### Problem description
Extract all data as written.

### Task material
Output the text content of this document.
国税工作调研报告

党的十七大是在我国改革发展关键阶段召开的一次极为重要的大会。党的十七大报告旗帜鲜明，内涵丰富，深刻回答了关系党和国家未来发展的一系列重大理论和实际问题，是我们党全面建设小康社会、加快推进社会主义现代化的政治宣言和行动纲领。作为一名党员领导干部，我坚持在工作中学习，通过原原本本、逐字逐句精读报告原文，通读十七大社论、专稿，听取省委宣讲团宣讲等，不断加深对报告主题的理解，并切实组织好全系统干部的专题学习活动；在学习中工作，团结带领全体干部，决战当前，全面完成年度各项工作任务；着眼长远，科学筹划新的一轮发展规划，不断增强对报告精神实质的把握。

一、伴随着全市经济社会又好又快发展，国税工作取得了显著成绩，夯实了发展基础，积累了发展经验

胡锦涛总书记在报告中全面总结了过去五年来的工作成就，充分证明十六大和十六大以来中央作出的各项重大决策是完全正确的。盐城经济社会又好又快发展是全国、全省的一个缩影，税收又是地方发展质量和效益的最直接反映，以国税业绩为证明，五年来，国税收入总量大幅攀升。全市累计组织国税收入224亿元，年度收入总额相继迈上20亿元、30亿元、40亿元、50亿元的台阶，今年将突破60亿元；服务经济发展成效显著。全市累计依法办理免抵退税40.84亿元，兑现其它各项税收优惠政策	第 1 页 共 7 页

### Exercise solution
Output the text content of this document.
国税工作调研报告

党的十七大是在我国改革发展关键阶段召开的一次极为重要的大会。党的十七大报告旗帜鲜明，内涵丰富，深刻回答了关系党和国家未来发展的一系列重大理论和实际问题，是我们党全面建设小康社会、加快推进社会主义现代化的政治宣言和行动纲领。作为一名党员领导干部，我坚持在工作中学习，通过原原本本、逐字逐句精读报告原文，通读十七大社论、专稿，听取省委宣讲团宣讲等，不断加深对报告主题的理解，并切实组织好全系统干部的专题学习活动；在学习中工作，团结带领全体干部，决战当前，全面完成年度各项工作任务；着眼长远，科学筹划新的一轮发展规划，不断增强对报告精神实质的把握。

一、伴随着全市经济社会又好又快发展，国税工作取得了显著成绩，夯实了发展基础，积累了发展经验

胡锦涛总书记在报告中全面总结了过去五年来的工作成就，充分证明十六大和十六大以来中央作出的各项重大决策是完全正确的。盐城经济社会又好又快发展是全国、全省的一个缩影，税收又是地方发展质量和效益的最直接反映，以国税业绩为证明，五年来，国税收入总量大幅攀升。全市累计组织国税收入224亿元，年度收入总额相继迈上20亿元、30亿元、40亿元、50亿元的台阶，今年将突破60亿元；服务经济发展成效显著。全市累计依法办理免抵退税40.84亿元，兑现其它各项税收优惠政策	第 1 页 共 7 页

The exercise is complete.